▶ [Spatial layout entries]
>>>

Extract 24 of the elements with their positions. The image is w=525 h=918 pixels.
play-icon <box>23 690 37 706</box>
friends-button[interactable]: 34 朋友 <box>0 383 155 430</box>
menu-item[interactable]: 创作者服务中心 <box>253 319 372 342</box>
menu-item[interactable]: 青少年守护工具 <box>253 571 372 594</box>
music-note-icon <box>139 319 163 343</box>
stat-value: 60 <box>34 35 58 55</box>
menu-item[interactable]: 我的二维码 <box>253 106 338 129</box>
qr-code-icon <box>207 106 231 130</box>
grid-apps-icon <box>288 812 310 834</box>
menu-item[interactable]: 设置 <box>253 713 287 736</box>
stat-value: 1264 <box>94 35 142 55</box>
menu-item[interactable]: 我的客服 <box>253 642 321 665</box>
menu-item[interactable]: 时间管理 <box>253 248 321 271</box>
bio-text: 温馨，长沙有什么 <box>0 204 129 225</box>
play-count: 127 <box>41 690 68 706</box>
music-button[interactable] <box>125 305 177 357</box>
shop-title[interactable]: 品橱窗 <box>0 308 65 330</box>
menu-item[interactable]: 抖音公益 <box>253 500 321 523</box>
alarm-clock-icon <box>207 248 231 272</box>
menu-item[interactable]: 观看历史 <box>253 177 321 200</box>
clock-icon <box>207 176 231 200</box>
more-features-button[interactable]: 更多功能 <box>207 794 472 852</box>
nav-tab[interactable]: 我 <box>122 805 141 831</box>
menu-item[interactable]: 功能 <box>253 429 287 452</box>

<<<

▶ [WHAT IS NEEDED]
Reproduce the data above, replacing every instance of "menu-item" with "menu-entry" and leaving everything else untouched.

▶ [OUTPUT FOR THIS TASK]
Extract 24 of the elements with their positions. The image is w=525 h=918 pixels.
play-icon <box>23 690 37 706</box>
friends-button[interactable]: 34 朋友 <box>0 383 155 430</box>
menu-entry[interactable]: 创作者服务中心 <box>253 319 372 342</box>
menu-entry[interactable]: 青少年守护工具 <box>253 571 372 594</box>
music-note-icon <box>139 319 163 343</box>
stat-value: 60 <box>34 35 58 55</box>
menu-entry[interactable]: 我的二维码 <box>253 106 338 129</box>
qr-code-icon <box>207 106 231 130</box>
grid-apps-icon <box>288 812 310 834</box>
menu-entry[interactable]: 设置 <box>253 713 287 736</box>
stat-value: 1264 <box>94 35 142 55</box>
menu-entry[interactable]: 我的客服 <box>253 642 321 665</box>
menu-entry[interactable]: 时间管理 <box>253 248 321 271</box>
bio-text: 温馨，长沙有什么 <box>0 204 129 225</box>
play-count: 127 <box>41 690 68 706</box>
music-button[interactable] <box>125 305 177 357</box>
shop-title[interactable]: 品橱窗 <box>0 308 65 330</box>
menu-entry[interactable]: 抖音公益 <box>253 500 321 523</box>
alarm-clock-icon <box>207 248 231 272</box>
menu-entry[interactable]: 观看历史 <box>253 177 321 200</box>
clock-icon <box>207 176 231 200</box>
more-features-button[interactable]: 更多功能 <box>207 794 472 852</box>
nav-tab[interactable]: 我 <box>122 805 141 831</box>
menu-entry[interactable]: 功能 <box>253 429 287 452</box>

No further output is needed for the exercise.